Extract every line of the material that holds the string "Standard".

LISTED ENTRIES:
——————
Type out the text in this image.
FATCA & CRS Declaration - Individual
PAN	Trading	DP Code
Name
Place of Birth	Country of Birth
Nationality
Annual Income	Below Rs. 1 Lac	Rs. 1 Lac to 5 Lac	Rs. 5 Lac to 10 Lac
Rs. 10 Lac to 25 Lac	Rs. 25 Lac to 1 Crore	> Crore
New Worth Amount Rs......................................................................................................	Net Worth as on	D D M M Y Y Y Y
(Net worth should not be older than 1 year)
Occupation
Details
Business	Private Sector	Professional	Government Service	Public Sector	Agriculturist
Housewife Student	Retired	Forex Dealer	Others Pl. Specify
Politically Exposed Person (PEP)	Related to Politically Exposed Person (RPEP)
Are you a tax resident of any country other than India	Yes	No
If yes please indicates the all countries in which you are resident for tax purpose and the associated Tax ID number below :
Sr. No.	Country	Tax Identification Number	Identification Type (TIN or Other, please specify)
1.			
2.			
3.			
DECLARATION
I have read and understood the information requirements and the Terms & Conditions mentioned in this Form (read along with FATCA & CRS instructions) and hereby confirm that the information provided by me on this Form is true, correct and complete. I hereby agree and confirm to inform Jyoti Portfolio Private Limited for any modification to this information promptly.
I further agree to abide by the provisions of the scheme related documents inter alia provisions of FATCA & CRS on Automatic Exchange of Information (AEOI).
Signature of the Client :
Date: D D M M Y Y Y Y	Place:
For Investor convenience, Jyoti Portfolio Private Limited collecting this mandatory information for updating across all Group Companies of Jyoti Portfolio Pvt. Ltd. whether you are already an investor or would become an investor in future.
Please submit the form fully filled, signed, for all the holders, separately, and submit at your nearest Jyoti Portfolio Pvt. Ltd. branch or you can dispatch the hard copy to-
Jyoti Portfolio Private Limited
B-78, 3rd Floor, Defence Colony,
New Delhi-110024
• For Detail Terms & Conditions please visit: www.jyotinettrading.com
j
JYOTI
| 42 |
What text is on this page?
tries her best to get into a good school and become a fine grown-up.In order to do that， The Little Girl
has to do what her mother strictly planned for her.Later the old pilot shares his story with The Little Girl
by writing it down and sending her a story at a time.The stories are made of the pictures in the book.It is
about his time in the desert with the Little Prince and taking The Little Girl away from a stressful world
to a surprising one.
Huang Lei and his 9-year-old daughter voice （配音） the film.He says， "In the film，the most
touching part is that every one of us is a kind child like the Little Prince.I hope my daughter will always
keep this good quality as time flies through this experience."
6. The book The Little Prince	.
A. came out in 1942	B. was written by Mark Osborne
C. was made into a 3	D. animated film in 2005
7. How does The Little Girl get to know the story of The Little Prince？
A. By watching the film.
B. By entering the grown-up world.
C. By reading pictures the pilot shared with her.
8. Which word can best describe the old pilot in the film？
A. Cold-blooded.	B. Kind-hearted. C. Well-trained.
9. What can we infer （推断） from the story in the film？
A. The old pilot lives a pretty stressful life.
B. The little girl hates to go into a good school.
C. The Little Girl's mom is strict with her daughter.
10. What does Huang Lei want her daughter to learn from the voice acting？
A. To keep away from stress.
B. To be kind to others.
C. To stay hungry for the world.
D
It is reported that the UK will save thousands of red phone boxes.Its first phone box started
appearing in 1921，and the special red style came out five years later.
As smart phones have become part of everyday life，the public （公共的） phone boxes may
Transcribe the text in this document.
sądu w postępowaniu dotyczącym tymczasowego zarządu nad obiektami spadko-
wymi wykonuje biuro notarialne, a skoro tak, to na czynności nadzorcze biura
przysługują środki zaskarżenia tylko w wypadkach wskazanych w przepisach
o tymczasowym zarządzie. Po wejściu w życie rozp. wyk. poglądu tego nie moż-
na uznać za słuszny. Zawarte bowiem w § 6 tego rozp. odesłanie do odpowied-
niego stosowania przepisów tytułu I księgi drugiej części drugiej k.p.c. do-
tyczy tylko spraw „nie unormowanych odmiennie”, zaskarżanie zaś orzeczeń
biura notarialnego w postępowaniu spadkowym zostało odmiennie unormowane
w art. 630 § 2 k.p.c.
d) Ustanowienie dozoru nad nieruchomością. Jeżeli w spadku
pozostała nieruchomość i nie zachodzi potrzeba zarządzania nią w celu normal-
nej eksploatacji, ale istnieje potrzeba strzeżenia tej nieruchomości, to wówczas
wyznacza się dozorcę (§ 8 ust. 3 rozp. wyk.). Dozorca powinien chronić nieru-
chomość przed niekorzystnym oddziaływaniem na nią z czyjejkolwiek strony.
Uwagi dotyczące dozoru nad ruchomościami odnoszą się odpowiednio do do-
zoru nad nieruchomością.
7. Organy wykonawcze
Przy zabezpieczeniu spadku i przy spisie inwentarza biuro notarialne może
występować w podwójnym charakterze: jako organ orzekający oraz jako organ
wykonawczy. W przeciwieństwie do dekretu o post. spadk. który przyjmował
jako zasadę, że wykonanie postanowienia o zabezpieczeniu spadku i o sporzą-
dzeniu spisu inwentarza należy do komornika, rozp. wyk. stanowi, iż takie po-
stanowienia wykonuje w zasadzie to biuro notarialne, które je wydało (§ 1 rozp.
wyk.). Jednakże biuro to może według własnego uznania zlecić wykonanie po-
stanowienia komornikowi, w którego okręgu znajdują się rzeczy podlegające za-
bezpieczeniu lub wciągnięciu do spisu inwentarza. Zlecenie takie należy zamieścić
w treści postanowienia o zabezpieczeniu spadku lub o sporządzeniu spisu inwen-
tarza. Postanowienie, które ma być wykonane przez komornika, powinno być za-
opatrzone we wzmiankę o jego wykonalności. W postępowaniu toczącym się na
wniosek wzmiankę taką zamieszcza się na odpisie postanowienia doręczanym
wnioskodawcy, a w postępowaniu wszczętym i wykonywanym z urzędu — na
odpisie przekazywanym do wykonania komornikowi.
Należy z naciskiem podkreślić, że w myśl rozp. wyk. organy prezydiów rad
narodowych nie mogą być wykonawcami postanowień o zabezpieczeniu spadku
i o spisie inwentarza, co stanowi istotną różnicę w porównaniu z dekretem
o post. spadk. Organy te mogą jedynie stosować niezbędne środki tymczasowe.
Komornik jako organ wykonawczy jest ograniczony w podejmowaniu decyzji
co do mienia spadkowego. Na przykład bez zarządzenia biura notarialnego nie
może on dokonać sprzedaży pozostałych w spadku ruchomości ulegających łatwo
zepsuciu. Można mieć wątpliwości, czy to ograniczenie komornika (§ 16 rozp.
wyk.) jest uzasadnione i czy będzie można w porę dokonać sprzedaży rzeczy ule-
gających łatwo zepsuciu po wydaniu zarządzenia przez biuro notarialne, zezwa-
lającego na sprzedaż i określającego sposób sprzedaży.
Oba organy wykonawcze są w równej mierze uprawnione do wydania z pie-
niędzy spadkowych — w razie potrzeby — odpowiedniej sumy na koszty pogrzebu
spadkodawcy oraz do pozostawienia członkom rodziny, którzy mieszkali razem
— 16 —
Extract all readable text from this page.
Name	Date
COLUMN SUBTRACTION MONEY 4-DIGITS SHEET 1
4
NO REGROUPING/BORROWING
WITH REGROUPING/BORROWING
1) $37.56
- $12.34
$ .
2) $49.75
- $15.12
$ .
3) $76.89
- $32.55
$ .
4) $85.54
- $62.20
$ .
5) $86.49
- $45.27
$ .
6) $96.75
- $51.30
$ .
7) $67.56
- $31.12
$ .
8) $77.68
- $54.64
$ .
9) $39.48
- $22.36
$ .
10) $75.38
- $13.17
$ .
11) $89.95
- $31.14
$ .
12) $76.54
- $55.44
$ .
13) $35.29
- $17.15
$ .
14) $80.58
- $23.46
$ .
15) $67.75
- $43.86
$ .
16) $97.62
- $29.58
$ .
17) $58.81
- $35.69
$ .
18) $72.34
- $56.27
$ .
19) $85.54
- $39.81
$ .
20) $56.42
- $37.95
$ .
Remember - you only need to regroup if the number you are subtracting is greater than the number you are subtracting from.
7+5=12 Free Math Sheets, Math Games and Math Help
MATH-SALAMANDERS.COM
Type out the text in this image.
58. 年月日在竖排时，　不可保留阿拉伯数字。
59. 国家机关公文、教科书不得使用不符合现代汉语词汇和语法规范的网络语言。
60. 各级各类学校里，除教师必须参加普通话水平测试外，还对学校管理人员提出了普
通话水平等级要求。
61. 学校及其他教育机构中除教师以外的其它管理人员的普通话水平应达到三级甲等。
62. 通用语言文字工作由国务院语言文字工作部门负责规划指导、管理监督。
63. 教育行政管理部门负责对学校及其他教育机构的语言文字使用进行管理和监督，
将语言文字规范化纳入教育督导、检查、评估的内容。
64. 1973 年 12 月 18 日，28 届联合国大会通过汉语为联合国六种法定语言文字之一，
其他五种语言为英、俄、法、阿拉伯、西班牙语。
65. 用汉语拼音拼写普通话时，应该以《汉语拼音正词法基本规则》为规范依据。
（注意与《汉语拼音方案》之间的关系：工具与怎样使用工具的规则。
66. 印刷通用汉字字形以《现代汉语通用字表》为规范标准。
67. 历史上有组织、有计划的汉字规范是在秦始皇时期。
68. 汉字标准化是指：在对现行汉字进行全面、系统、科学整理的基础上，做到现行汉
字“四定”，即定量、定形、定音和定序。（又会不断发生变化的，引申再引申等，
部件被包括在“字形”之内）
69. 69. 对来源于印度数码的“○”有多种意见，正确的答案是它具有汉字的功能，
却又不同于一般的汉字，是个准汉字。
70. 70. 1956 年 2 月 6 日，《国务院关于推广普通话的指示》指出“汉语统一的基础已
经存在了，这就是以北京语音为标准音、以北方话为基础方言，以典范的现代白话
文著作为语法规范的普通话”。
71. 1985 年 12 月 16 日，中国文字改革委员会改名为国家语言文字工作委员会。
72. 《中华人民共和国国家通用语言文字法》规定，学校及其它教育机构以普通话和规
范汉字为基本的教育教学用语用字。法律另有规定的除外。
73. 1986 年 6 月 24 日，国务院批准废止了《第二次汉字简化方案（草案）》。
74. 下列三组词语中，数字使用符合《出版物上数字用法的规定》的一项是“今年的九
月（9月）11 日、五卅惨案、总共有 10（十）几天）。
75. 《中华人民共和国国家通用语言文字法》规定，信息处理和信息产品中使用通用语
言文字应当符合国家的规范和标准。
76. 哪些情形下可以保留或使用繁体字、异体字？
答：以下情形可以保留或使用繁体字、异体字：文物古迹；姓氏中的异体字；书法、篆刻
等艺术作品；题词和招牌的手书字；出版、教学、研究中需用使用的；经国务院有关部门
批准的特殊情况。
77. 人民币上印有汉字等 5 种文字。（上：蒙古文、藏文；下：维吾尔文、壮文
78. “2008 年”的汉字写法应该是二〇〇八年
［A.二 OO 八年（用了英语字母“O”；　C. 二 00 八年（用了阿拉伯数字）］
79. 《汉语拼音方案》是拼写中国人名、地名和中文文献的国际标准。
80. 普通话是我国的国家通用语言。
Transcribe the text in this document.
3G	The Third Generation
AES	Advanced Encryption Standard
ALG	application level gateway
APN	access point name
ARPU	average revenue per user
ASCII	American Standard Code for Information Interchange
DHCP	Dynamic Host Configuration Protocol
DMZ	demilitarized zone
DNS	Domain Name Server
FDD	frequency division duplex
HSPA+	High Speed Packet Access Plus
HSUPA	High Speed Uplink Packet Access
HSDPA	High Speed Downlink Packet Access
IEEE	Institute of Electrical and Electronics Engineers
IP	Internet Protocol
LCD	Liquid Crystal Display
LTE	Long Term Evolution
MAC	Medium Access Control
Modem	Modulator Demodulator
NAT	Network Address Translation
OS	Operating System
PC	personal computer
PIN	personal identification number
——————
EXERCISE RESULT:
AES	Advanced Encryption Standard
ASCII	American Standard Code for Information Interchange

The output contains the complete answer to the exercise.